[start of Data listing]
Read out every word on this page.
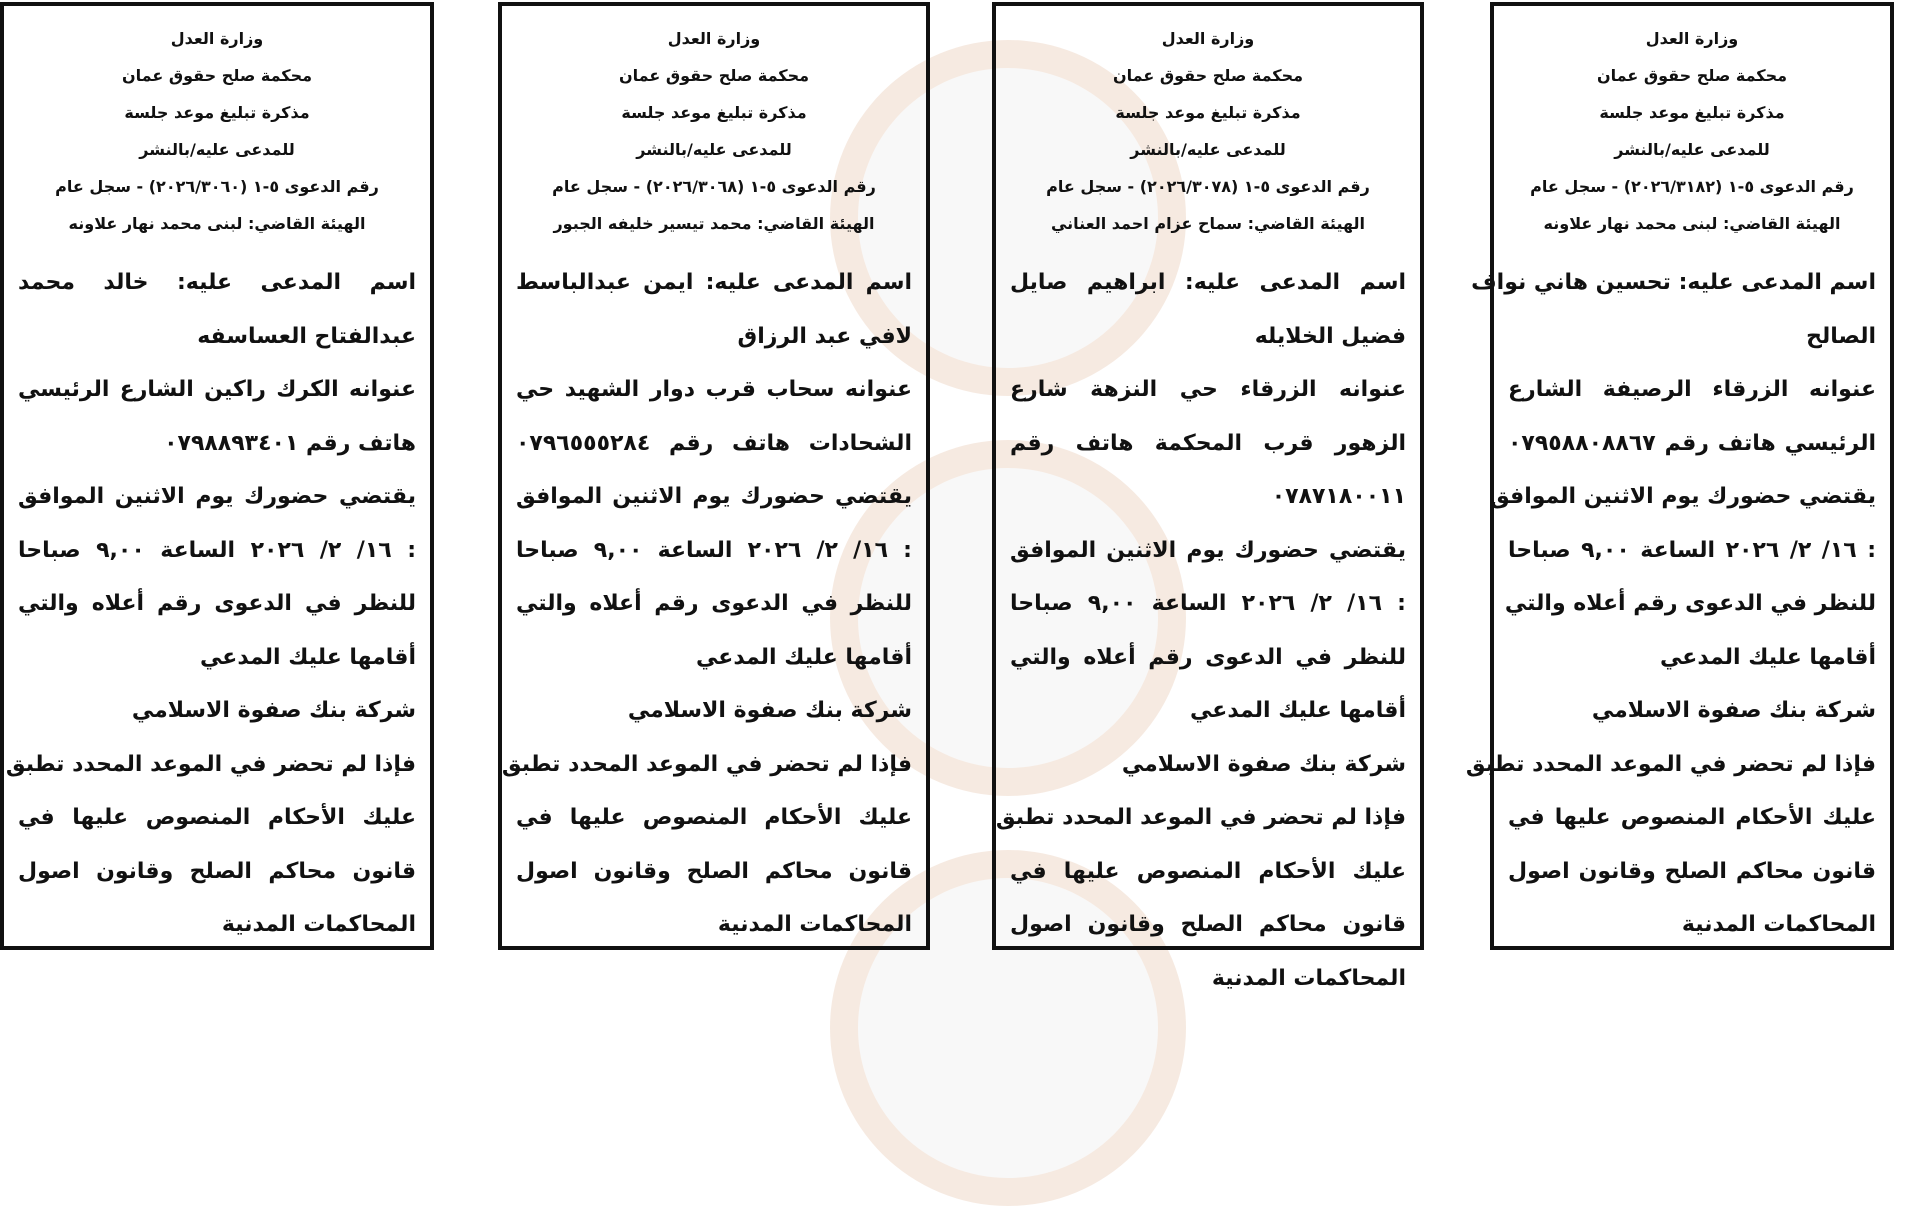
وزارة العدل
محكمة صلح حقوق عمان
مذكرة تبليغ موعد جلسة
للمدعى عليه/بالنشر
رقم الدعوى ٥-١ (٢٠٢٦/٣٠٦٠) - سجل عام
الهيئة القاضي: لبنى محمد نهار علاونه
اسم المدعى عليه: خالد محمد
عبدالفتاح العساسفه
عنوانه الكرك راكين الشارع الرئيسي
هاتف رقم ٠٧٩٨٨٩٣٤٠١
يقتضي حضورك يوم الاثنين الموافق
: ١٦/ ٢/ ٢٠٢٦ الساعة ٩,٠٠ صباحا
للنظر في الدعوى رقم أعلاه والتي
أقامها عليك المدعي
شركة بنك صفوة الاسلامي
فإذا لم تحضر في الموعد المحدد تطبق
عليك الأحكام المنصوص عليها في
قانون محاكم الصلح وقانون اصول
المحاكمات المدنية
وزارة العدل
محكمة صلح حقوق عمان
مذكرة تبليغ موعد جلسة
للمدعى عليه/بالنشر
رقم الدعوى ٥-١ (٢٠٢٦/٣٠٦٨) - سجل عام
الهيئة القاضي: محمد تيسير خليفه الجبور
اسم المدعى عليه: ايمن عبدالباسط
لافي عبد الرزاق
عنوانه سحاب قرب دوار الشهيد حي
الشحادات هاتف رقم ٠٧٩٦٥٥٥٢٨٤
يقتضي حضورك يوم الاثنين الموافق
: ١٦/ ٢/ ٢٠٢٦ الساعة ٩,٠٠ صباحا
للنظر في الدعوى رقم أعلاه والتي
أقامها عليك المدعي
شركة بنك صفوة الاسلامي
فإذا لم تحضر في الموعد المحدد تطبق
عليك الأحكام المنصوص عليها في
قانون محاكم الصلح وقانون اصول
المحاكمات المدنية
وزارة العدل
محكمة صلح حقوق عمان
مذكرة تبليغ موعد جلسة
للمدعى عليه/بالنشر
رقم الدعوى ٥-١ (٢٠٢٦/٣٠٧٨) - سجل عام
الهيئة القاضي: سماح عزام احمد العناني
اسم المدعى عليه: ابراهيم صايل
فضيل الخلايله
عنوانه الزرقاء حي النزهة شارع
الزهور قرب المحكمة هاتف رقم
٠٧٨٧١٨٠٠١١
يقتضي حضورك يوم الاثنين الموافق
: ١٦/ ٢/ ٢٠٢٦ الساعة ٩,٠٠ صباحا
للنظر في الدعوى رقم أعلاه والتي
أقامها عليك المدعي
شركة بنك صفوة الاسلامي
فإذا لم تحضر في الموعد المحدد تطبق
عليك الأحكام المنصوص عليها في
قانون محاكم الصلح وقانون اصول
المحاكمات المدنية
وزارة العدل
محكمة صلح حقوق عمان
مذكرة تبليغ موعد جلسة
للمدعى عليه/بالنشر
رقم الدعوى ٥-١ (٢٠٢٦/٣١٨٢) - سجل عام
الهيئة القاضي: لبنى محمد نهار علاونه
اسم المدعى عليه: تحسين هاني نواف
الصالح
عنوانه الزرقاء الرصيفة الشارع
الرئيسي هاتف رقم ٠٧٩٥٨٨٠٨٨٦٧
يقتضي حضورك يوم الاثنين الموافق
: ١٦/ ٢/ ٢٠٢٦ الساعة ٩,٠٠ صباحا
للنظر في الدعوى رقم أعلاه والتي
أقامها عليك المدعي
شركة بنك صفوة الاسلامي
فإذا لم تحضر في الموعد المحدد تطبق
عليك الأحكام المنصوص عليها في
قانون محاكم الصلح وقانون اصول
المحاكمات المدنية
[end of Data listing]
[start of Data listing]
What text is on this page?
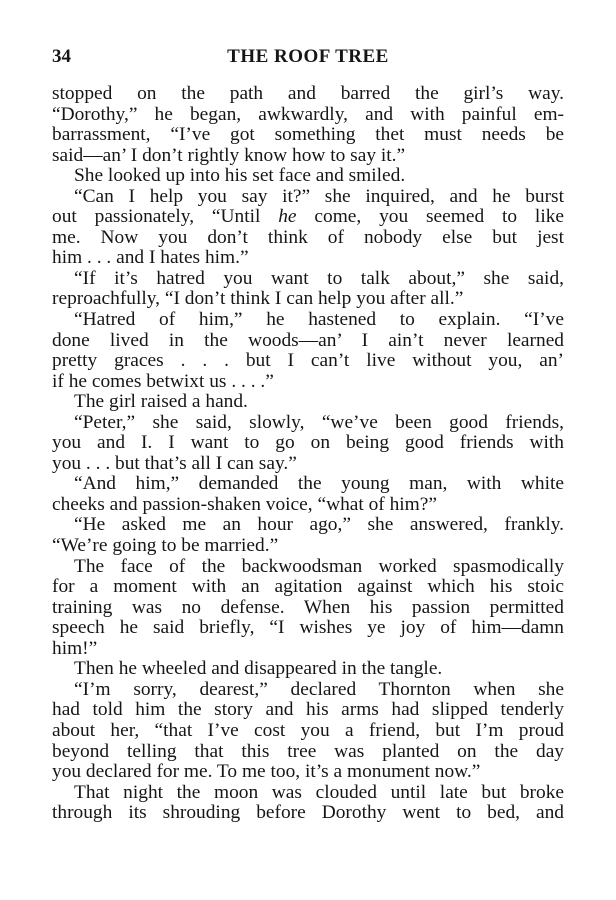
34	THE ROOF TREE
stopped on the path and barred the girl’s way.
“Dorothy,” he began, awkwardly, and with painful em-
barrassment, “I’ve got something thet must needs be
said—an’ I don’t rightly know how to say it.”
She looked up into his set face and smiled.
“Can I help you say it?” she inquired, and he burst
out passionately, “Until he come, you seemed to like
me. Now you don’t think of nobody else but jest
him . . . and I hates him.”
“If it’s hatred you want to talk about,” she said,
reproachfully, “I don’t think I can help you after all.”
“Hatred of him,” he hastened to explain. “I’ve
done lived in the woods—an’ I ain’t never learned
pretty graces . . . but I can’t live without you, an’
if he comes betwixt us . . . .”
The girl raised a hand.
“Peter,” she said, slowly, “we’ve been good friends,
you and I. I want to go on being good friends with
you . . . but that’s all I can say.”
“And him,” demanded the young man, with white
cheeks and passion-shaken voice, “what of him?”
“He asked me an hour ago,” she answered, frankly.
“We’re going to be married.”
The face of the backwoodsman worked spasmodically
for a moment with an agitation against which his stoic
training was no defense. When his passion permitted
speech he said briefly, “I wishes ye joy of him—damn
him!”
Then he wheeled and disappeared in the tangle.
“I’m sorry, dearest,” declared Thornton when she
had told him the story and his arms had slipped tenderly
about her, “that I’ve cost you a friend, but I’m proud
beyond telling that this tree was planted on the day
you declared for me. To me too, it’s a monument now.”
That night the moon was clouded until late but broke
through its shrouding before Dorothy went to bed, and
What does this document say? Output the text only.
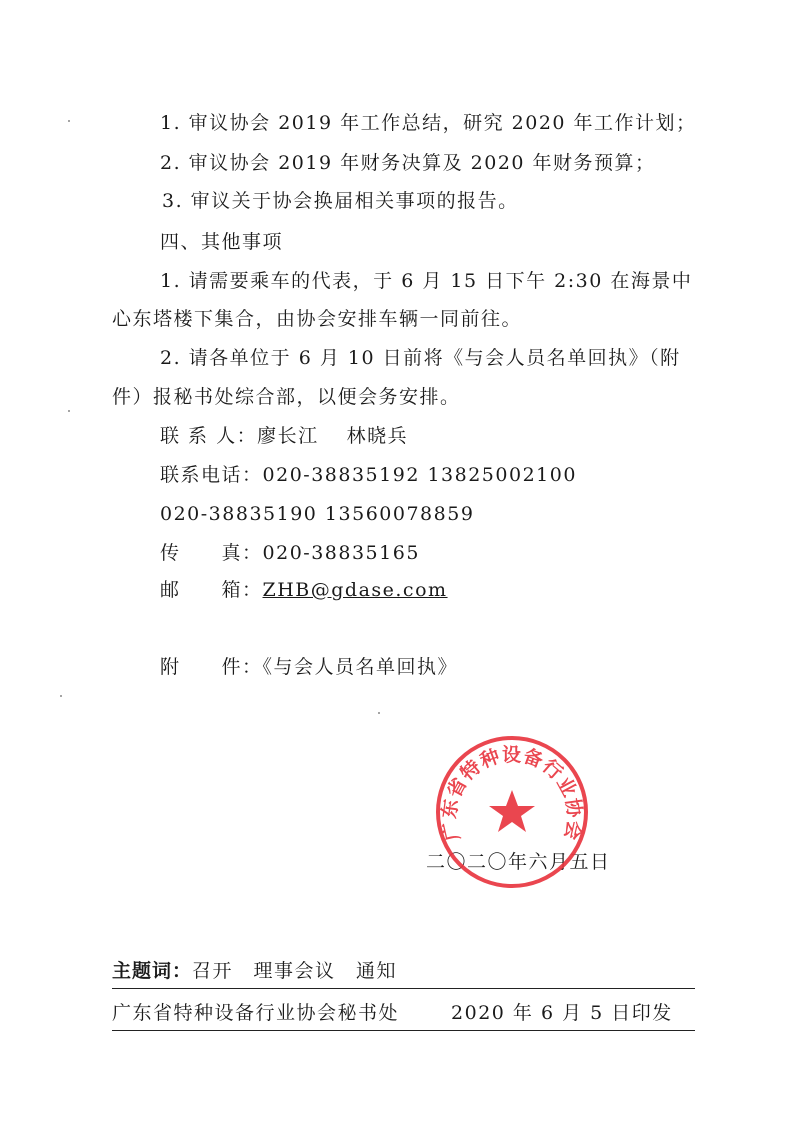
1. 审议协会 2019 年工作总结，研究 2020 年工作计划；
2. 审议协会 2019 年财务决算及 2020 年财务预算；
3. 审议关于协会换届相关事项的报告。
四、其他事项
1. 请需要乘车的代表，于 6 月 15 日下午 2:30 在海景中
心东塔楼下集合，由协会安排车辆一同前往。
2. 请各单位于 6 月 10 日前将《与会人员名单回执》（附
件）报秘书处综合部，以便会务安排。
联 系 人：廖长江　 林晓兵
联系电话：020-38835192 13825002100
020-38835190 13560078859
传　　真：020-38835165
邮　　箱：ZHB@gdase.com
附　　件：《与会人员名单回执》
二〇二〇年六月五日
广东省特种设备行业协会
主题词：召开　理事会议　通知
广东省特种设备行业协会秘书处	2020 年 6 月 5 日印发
[end of Data listing]
[start of Data listing]
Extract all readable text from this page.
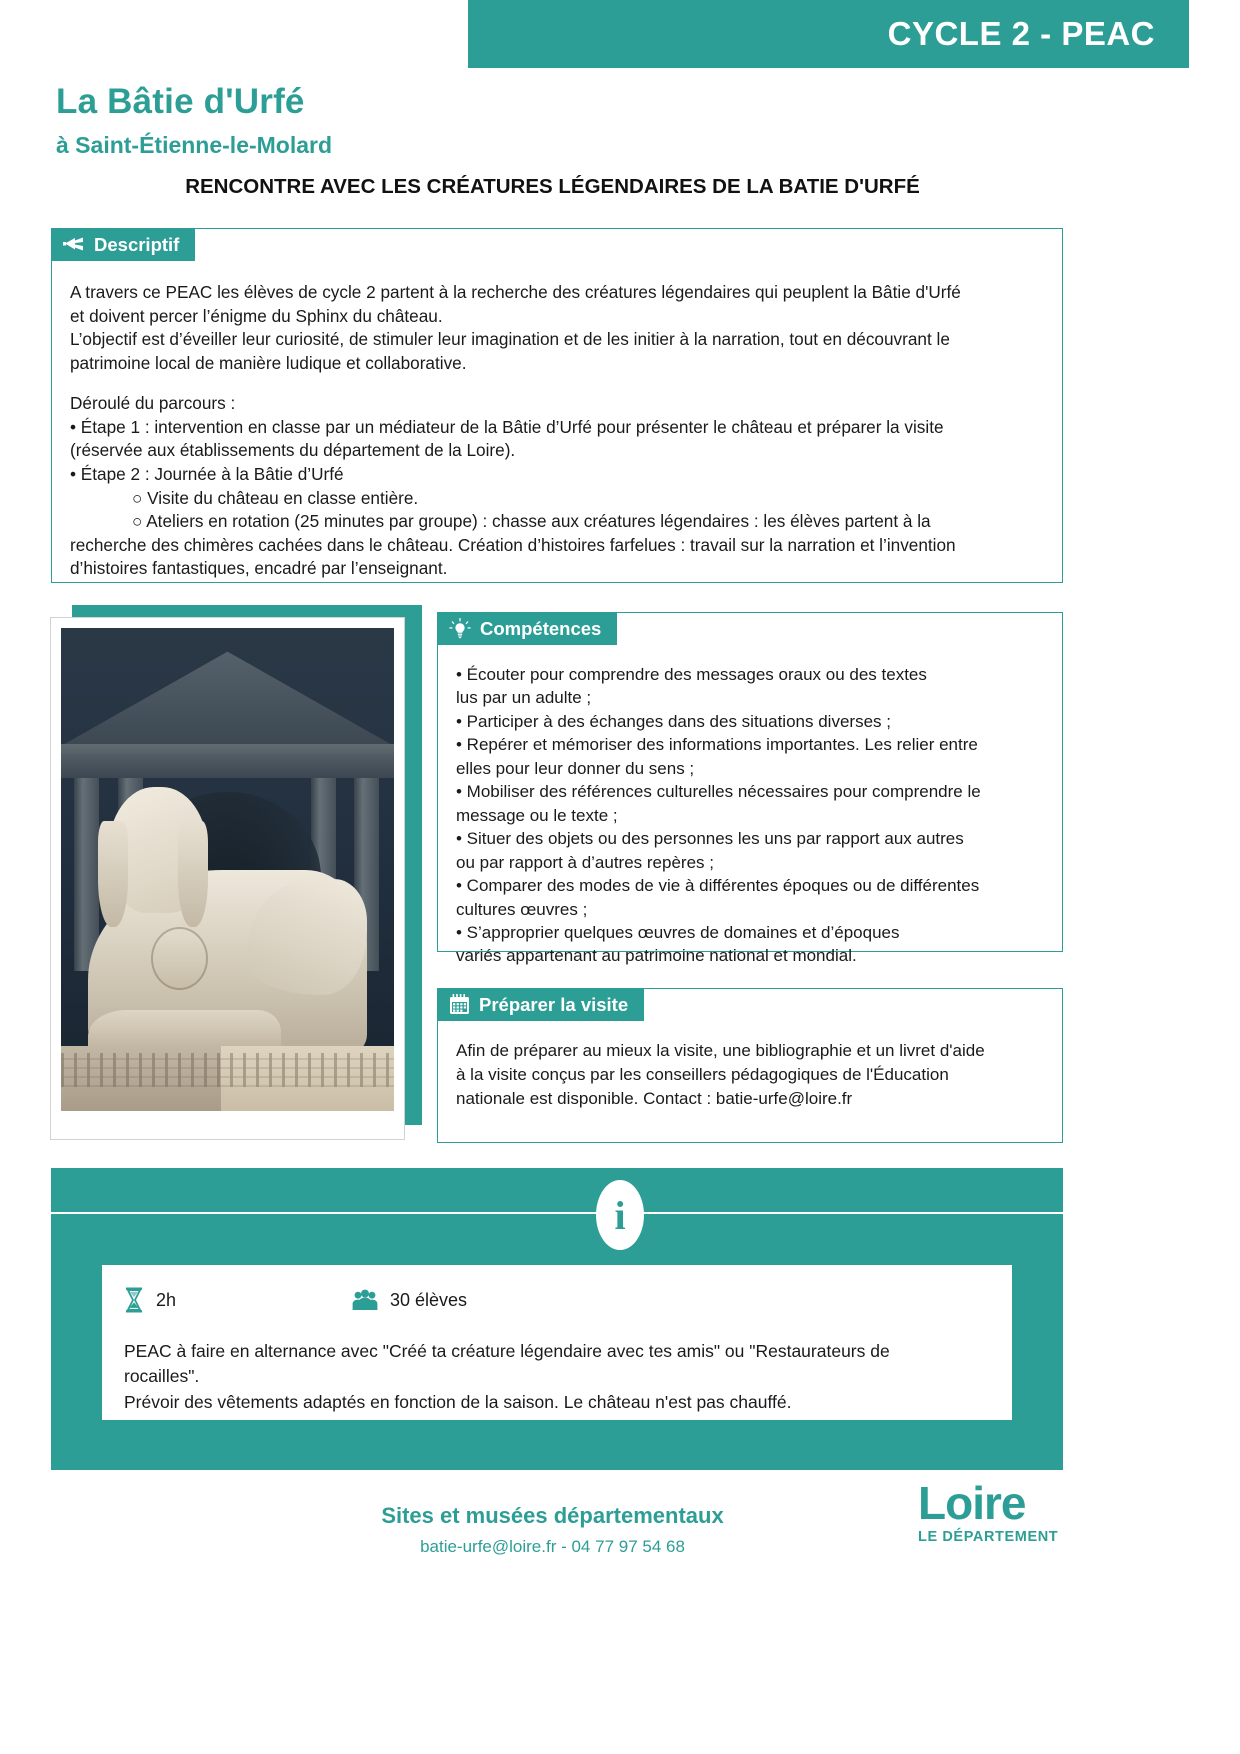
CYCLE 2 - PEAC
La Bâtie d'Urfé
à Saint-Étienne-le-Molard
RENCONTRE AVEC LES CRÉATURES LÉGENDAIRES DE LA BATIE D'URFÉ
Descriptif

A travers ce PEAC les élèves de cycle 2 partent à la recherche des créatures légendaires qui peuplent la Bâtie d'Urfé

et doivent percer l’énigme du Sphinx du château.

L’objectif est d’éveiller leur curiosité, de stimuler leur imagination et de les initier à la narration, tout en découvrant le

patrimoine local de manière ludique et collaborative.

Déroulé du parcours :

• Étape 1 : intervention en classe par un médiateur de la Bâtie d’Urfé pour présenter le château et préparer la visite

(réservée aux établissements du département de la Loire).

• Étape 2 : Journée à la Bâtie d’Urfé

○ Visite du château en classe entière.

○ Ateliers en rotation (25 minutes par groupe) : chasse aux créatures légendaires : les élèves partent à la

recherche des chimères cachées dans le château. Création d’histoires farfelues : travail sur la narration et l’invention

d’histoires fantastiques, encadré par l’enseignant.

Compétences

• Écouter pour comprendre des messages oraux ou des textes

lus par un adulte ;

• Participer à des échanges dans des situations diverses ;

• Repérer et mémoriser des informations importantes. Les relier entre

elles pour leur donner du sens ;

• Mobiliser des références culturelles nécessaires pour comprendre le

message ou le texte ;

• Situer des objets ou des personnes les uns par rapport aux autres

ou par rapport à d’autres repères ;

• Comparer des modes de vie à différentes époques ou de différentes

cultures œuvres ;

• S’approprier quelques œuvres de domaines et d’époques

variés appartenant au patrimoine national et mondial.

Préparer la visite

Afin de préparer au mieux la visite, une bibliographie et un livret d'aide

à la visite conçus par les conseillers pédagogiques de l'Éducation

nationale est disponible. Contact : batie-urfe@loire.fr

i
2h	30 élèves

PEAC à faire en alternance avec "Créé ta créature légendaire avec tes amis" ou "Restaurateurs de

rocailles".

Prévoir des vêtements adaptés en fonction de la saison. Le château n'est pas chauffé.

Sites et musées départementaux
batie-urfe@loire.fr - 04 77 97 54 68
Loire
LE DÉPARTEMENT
[end of Data listing]
* Work instructions *
Pull every line containing the word "recherche" out of the entries above.

* Task output *
A travers ce PEAC les élèves de cycle 2 partent à la recherche des créatures légendaires qui peuplent la Bâtie d'Urfé
recherche des chimères cachées dans le château. Création d’histoires farfelues : travail sur la narration et l’invention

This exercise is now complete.